■ What the task requires
Scan the data below and pick out the lines containing the word "proiezione".

■ Working data
[Start]

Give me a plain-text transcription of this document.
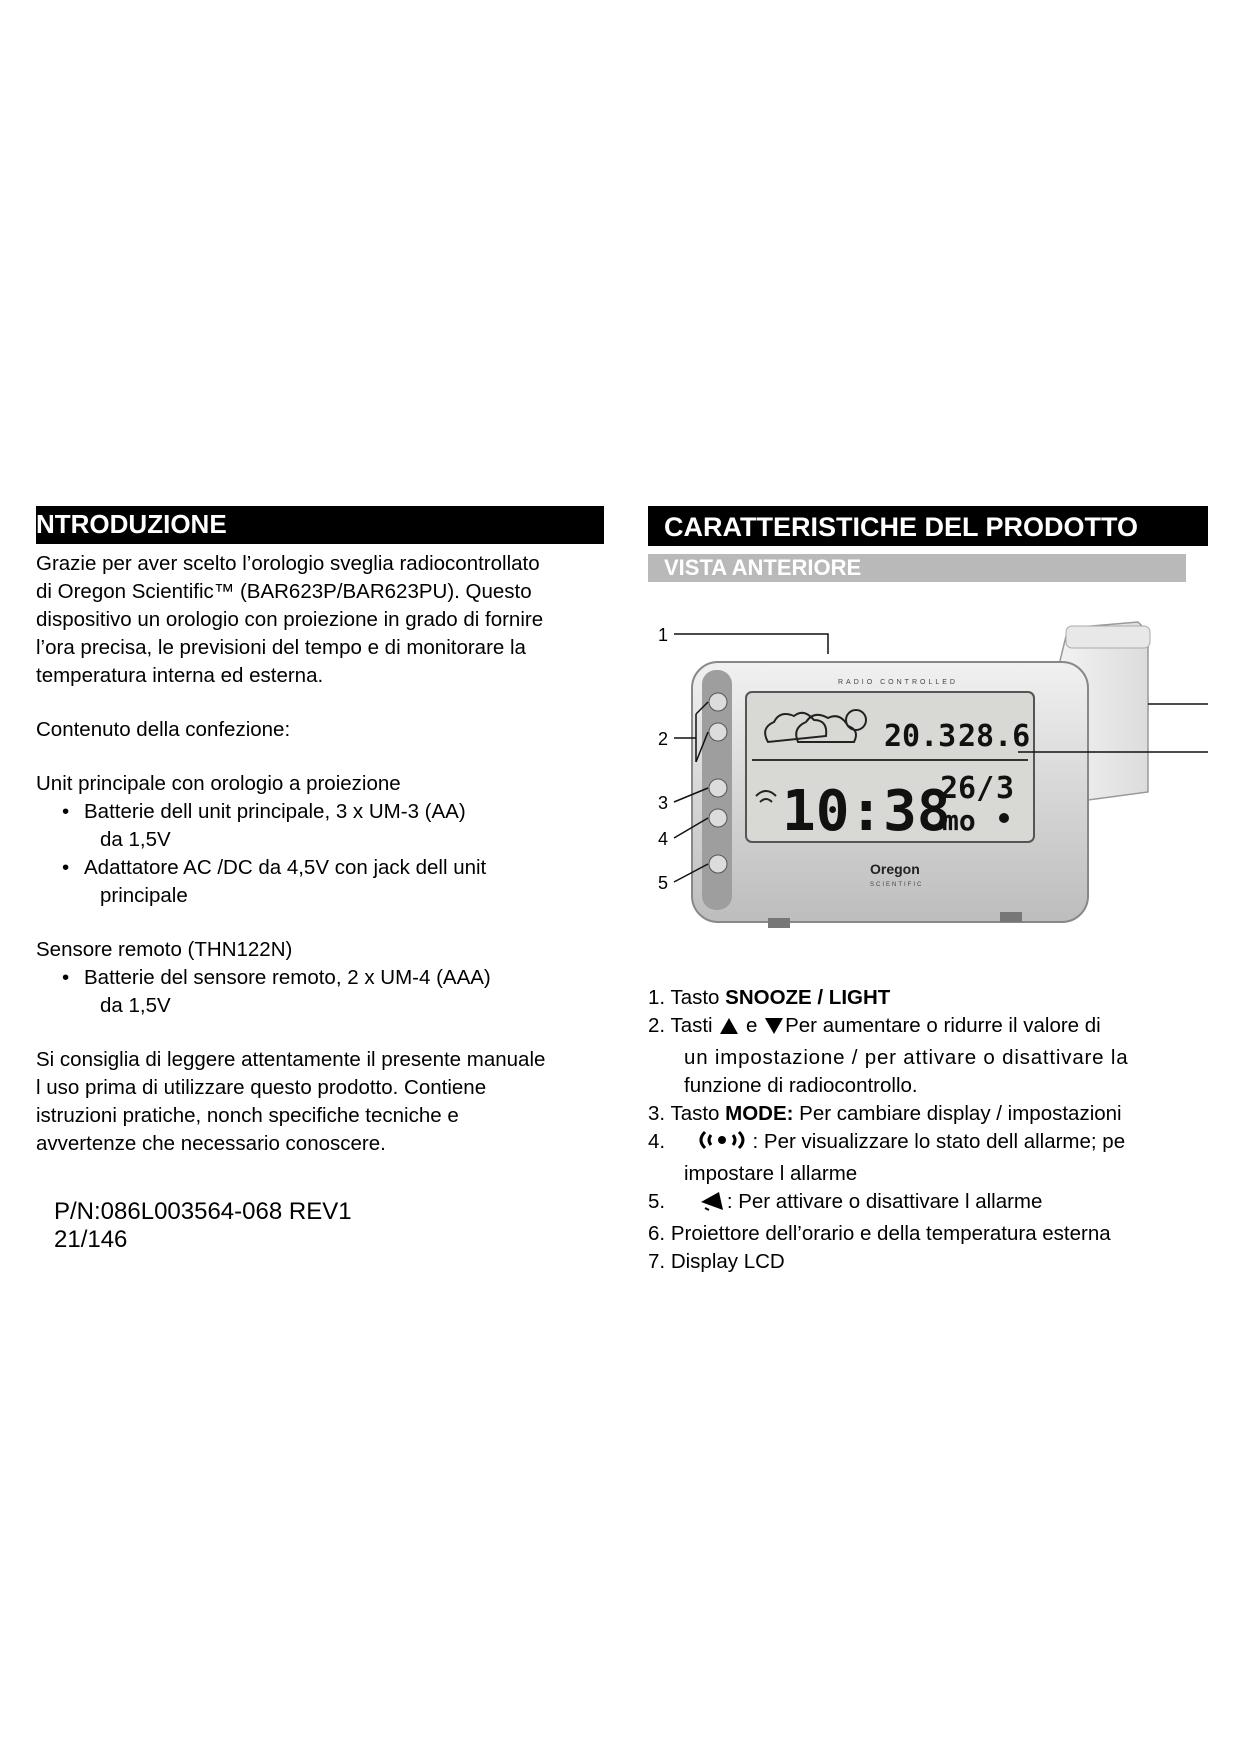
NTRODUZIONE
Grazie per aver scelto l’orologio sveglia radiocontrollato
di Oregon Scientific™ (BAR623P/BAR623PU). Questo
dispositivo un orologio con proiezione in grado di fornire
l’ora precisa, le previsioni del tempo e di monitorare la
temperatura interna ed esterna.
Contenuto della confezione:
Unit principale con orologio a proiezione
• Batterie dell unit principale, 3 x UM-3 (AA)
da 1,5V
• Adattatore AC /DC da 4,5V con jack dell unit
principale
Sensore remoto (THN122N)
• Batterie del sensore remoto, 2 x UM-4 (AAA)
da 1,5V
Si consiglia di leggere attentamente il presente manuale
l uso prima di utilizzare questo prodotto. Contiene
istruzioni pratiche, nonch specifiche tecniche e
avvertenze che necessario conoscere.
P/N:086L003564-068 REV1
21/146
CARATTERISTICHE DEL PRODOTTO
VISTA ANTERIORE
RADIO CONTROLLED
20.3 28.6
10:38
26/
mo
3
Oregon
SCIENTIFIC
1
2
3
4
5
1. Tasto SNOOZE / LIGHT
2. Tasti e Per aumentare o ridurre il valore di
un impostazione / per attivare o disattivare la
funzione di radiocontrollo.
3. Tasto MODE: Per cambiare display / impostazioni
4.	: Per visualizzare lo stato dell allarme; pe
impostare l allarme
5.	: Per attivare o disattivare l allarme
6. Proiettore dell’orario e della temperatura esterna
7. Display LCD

[End]

■ Full solution
dispositivo un orologio con proiezione in grado di fornire
Unit principale con orologio a proiezione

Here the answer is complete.